[Start RECORDS]
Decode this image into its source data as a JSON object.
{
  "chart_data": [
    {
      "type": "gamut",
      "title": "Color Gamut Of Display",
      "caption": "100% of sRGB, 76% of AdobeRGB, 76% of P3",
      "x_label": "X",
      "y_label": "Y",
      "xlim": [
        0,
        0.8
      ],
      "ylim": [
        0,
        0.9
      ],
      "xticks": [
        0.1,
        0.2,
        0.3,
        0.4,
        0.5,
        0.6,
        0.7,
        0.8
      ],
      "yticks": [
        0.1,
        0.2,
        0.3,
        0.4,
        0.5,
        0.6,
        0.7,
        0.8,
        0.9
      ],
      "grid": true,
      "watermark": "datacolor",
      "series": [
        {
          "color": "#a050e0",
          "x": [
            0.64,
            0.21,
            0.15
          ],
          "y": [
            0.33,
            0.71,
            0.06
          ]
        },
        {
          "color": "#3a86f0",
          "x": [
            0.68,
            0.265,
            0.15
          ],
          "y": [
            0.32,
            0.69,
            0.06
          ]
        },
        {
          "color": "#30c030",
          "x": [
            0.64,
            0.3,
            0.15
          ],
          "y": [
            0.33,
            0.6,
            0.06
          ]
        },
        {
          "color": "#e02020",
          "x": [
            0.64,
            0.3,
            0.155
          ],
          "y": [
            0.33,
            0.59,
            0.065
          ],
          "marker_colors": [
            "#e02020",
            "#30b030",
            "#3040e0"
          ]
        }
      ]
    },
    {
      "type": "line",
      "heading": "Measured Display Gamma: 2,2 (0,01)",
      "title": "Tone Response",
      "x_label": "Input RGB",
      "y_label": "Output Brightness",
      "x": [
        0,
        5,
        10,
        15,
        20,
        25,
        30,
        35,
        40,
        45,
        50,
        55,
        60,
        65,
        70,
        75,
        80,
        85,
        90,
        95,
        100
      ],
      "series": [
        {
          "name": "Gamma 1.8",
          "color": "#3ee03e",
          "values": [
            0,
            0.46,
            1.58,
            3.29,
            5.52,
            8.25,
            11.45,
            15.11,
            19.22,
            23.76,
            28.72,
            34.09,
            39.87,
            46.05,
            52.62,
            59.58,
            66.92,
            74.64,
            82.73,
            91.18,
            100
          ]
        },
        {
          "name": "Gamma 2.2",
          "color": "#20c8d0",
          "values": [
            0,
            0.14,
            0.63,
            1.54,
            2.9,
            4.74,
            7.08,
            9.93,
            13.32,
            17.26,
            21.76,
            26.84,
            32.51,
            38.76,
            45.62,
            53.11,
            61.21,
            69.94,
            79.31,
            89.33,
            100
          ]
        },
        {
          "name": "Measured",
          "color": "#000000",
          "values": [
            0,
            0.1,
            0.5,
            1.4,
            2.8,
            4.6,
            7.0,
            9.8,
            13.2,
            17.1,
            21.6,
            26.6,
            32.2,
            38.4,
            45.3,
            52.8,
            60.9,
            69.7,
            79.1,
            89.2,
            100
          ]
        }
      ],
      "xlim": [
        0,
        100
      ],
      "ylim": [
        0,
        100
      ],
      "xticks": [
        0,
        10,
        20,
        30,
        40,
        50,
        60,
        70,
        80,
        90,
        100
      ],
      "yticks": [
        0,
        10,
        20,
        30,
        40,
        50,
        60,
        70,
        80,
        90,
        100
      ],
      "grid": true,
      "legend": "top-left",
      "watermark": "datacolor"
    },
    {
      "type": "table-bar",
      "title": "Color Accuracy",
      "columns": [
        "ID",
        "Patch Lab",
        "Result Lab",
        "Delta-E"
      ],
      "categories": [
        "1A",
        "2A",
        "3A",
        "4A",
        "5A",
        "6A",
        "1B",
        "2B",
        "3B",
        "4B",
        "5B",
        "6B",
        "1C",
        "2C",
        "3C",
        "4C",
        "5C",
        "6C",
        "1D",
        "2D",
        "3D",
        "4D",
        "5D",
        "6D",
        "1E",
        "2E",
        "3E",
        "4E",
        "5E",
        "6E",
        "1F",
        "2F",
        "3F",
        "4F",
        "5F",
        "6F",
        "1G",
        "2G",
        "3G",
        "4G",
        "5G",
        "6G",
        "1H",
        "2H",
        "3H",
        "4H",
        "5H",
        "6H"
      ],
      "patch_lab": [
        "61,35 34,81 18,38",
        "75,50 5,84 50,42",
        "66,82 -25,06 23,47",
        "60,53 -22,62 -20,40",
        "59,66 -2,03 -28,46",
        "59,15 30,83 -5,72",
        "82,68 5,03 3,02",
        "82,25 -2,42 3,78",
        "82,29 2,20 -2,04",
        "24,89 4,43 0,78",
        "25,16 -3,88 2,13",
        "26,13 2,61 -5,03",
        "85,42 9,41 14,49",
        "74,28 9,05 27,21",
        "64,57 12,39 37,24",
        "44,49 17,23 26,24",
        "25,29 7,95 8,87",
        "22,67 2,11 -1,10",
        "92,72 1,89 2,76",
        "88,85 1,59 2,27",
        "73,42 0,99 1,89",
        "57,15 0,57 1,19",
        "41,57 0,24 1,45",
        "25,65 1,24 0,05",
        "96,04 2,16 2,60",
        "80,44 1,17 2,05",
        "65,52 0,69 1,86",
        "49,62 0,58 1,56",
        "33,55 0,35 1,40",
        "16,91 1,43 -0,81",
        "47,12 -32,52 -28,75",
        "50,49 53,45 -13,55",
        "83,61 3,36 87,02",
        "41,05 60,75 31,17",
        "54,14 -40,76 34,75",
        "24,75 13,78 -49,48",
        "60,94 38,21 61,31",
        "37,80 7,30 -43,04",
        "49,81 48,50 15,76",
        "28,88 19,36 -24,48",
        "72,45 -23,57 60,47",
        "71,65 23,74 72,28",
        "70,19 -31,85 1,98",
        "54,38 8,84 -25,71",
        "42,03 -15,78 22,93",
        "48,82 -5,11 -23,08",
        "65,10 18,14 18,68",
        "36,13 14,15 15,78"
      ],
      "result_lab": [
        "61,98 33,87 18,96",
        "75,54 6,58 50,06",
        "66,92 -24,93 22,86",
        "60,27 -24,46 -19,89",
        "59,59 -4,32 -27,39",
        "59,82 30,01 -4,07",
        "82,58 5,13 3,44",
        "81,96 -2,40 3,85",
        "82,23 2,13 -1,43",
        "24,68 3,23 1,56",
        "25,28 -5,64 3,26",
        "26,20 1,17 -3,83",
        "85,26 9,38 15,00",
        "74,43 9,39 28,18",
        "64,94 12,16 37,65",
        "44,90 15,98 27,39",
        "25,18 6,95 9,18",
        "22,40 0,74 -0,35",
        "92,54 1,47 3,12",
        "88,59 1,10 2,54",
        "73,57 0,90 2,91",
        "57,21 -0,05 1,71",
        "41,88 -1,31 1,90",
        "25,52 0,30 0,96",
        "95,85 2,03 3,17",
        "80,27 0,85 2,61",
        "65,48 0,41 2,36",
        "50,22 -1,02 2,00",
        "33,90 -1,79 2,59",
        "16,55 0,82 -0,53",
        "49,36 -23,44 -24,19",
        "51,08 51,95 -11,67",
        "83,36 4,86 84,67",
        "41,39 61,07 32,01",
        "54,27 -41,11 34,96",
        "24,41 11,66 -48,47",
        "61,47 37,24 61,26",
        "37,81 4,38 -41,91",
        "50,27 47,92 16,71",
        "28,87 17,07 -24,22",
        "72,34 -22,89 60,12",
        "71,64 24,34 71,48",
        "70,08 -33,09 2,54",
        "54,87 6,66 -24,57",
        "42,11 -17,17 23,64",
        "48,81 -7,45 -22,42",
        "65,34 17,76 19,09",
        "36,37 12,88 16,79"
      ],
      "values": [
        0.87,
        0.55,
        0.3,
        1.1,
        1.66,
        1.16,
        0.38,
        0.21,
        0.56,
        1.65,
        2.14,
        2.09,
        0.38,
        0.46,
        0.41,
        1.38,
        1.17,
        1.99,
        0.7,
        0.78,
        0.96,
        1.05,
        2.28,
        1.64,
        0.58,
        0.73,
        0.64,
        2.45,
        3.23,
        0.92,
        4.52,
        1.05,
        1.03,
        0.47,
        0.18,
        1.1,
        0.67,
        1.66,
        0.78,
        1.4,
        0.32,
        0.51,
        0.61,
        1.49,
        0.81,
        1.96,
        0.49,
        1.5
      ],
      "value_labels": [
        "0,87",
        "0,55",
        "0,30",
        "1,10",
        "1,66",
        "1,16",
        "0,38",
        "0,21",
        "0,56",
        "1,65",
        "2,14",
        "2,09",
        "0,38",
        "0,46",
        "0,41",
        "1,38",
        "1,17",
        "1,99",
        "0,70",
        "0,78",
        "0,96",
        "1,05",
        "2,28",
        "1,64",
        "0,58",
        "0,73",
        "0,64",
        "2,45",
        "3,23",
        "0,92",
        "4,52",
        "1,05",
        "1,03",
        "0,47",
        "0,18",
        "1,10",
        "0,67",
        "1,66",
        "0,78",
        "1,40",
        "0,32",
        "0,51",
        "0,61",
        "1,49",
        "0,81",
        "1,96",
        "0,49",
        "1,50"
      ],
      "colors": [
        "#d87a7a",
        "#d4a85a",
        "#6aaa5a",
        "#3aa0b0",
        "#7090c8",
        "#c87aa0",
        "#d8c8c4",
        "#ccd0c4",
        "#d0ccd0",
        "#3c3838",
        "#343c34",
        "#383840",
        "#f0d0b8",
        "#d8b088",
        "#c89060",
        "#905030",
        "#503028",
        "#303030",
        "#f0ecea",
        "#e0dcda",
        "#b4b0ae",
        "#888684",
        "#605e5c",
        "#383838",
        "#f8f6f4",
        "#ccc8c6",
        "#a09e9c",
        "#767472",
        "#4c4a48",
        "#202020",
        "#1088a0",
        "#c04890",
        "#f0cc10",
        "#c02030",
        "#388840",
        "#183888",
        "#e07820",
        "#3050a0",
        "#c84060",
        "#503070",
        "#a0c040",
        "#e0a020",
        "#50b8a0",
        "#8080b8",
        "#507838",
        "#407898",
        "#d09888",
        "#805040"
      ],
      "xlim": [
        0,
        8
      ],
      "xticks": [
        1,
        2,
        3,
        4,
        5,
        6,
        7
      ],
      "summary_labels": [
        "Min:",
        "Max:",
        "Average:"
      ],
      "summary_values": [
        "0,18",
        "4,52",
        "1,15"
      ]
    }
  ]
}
[End RECORDS]
- STATED GOAL:
Copy every line of the records above that contains "name".

- RESPONSE BELOW:
          "name": "Gamma 1.8",
          "name": "Gamma 2.2",
          "name": "Measured",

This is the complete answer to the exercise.